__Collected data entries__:
────────────────────
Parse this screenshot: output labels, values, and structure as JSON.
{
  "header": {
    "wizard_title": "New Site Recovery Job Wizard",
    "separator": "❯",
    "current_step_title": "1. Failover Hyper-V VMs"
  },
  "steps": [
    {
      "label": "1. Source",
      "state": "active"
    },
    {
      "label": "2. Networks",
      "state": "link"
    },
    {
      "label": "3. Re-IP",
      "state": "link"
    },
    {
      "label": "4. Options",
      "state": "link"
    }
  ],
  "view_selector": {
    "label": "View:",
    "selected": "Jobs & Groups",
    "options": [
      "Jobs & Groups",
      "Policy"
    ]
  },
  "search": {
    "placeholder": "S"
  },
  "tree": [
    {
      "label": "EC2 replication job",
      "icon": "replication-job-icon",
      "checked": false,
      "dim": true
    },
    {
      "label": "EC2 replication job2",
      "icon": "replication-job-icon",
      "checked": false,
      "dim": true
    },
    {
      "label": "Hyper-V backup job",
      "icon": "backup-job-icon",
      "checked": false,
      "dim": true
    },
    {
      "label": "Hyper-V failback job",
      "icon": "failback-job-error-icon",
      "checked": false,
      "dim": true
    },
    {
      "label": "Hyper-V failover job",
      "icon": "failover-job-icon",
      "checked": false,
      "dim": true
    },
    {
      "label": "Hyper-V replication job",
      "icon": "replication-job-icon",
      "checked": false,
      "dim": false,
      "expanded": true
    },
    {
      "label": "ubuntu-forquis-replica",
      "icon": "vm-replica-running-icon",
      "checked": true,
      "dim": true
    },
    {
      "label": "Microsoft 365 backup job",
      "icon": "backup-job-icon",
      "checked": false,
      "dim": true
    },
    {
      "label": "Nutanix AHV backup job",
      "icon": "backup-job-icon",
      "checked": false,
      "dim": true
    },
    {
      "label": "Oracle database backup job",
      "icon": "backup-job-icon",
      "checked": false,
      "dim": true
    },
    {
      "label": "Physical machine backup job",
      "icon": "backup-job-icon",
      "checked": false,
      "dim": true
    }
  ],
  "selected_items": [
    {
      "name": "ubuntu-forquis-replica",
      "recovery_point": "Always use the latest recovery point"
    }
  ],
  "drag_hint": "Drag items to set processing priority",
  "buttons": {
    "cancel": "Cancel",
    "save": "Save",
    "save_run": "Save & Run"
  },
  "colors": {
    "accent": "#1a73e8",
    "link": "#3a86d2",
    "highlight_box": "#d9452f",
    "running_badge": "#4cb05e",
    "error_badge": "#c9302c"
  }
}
────────────────────
__YOUR OBJECTIVE__: Go through the records and print each one exactly.

__RESULT OF THE TASK__:
Parse this screenshot: output labels, values, and structure as JSON.
{
  "header": {
    "wizard_title": "New Site Recovery Job Wizard",
    "separator": "❯",
    "current_step_title": "1. Failover Hyper-V VMs"
  },
  "steps": [
    {
      "label": "1. Source",
      "state": "active"
    },
    {
      "label": "2. Networks",
      "state": "link"
    },
    {
      "label": "3. Re-IP",
      "state": "link"
    },
    {
      "label": "4. Options",
      "state": "link"
    }
  ],
  "view_selector": {
    "label": "View:",
    "selected": "Jobs & Groups",
    "options": [
      "Jobs & Groups",
      "Policy"
    ]
  },
  "search": {
    "placeholder": "S"
  },
  "tree": [
    {
      "label": "EC2 replication job",
      "icon": "replication-job-icon",
      "checked": false,
      "dim": true
    },
    {
      "label": "EC2 replication job2",
      "icon": "replication-job-icon",
      "checked": false,
      "dim": true
    },
    {
      "label": "Hyper-V backup job",
      "icon": "backup-job-icon",
      "checked": false,
      "dim": true
    },
    {
      "label": "Hyper-V failback job",
      "icon": "failback-job-error-icon",
      "checked": false,
      "dim": true
    },
    {
      "label": "Hyper-V failover job",
      "icon": "failover-job-icon",
      "checked": false,
      "dim": true
    },
    {
      "label": "Hyper-V replication job",
      "icon": "replication-job-icon",
      "checked": false,
      "dim": false,
      "expanded": true
    },
    {
      "label": "ubuntu-forquis-replica",
      "icon": "vm-replica-running-icon",
      "checked": true,
      "dim": true
    },
    {
      "label": "Microsoft 365 backup job",
      "icon": "backup-job-icon",
      "checked": false,
      "dim": true
    },
    {
      "label": "Nutanix AHV backup job",
      "icon": "backup-job-icon",
      "checked": false,
      "dim": true
    },
    {
      "label": "Oracle database backup job",
      "icon": "backup-job-icon",
      "checked": false,
      "dim": true
    },
    {
      "label": "Physical machine backup job",
      "icon": "backup-job-icon",
      "checked": false,
      "dim": true
    }
  ],
  "selected_items": [
    {
      "name": "ubuntu-forquis-replica",
      "recovery_point": "Always use the latest recovery point"
    }
  ],
  "drag_hint": "Drag items to set processing priority",
  "buttons": {
    "cancel": "Cancel",
    "save": "Save",
    "save_run": "Save & Run"
  },
  "colors": {
    "accent": "#1a73e8",
    "link": "#3a86d2",
    "highlight_box": "#d9452f",
    "running_badge": "#4cb05e",
    "error_badge": "#c9302c"
  }
}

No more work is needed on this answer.